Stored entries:
▼▼▼

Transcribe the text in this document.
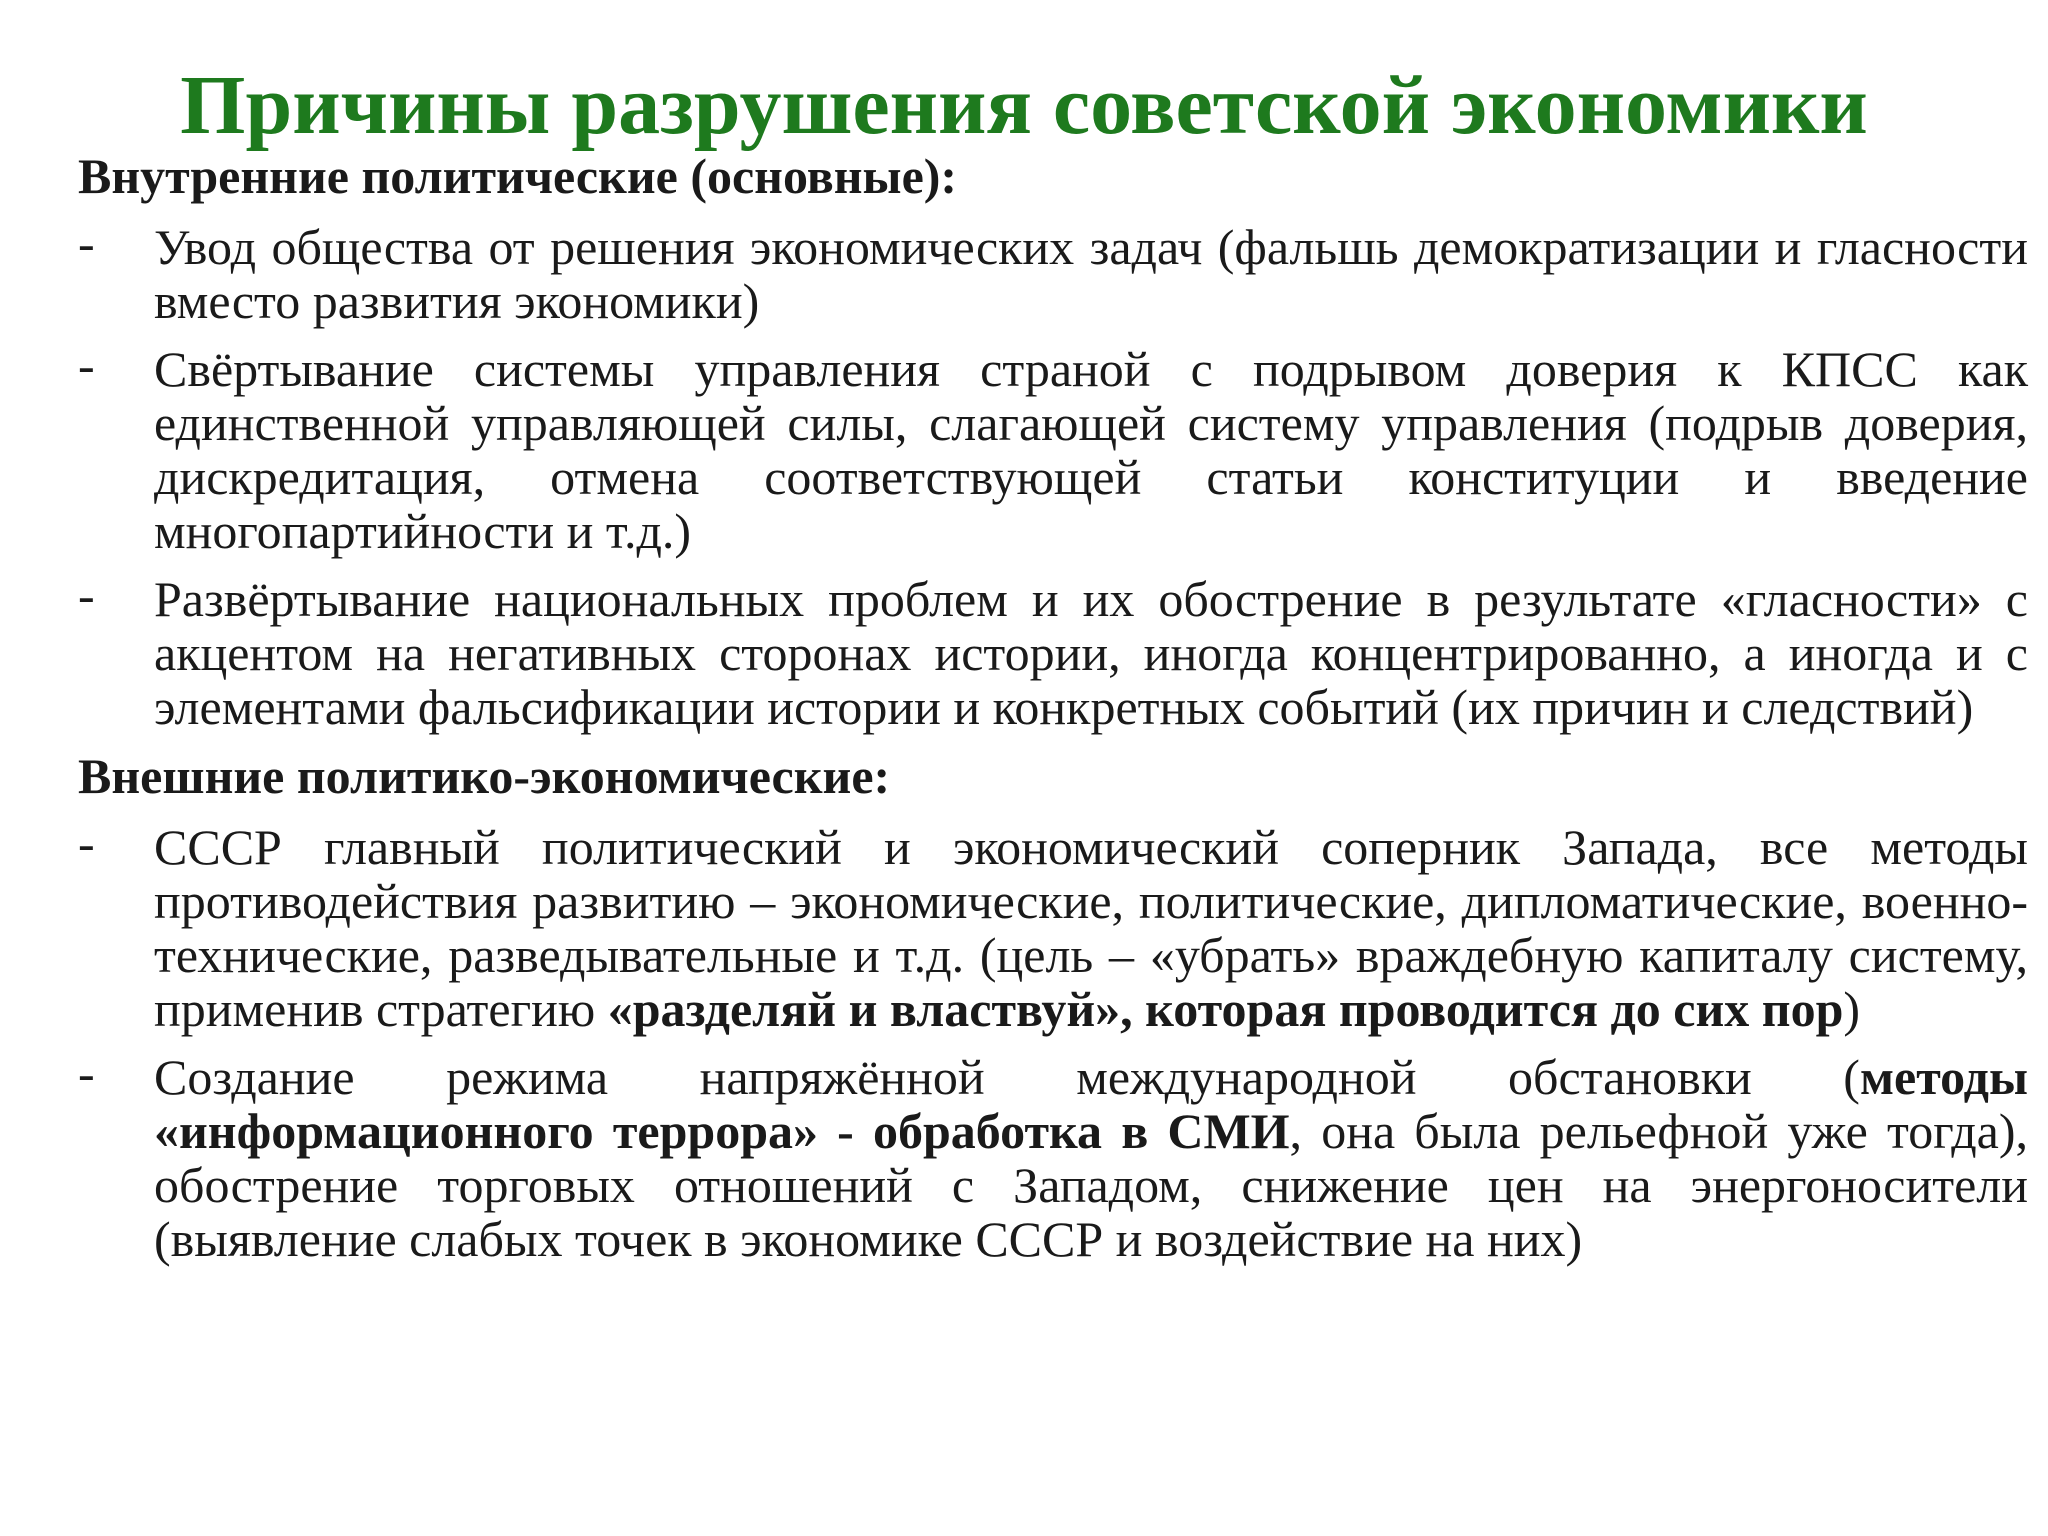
Причины разрушения советской экономики
Внутренние политические (основные):
-	Увод общества от решения экономических задач (фальшь демократизации и гласности вместо развития экономики)
-	Свёртывание системы управления страной с подрывом доверия к КПСС как единственной управляющей силы, слагающей систему управления (подрыв доверия, дискредитация, отмена соответствующей статьи конституции и введение многопартийности и т.д.)
-	Развёртывание национальных проблем и их обострение в результате «гласности» с акцентом на негативных сторонах истории, иногда концентрированно, а иногда и с элементами фальсификации истории и конкретных событий (их причин и следствий)
Внешние политико-экономические:
-	СССР главный политический и экономический соперник Запада, все методы противодействия развитию – экономические, политические, дипломатические, военно-технические, разведывательные и т.д. (цель – «убрать» враждебную капиталу систему, применив стратегию «разделяй и властвуй», которая проводится до сих пор)
-	Создание режима напряжённой международной обстановки (методы «информационного террора» - обработка в СМИ, она была рельефной уже тогда), обострение торговых отношений с Западом, снижение цен на энергоносители (выявление слабых точек в экономике СССР и воздействие на них)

▲▲▲

PROBLEM TO WORK ON
Find the lines above that contain the word "экономические" and collect them.

TASK SOLUTION
Внешние политико-экономические:
-	СССР главный политический и экономический соперник Запада, все методы противодействия развитию – экономические, политические, дипломатические, военно-технические, разведывательные и т.д. (цель – «убрать» враждебную капиталу систему, применив стратегию «разделяй и властвуй», которая проводится до сих пор)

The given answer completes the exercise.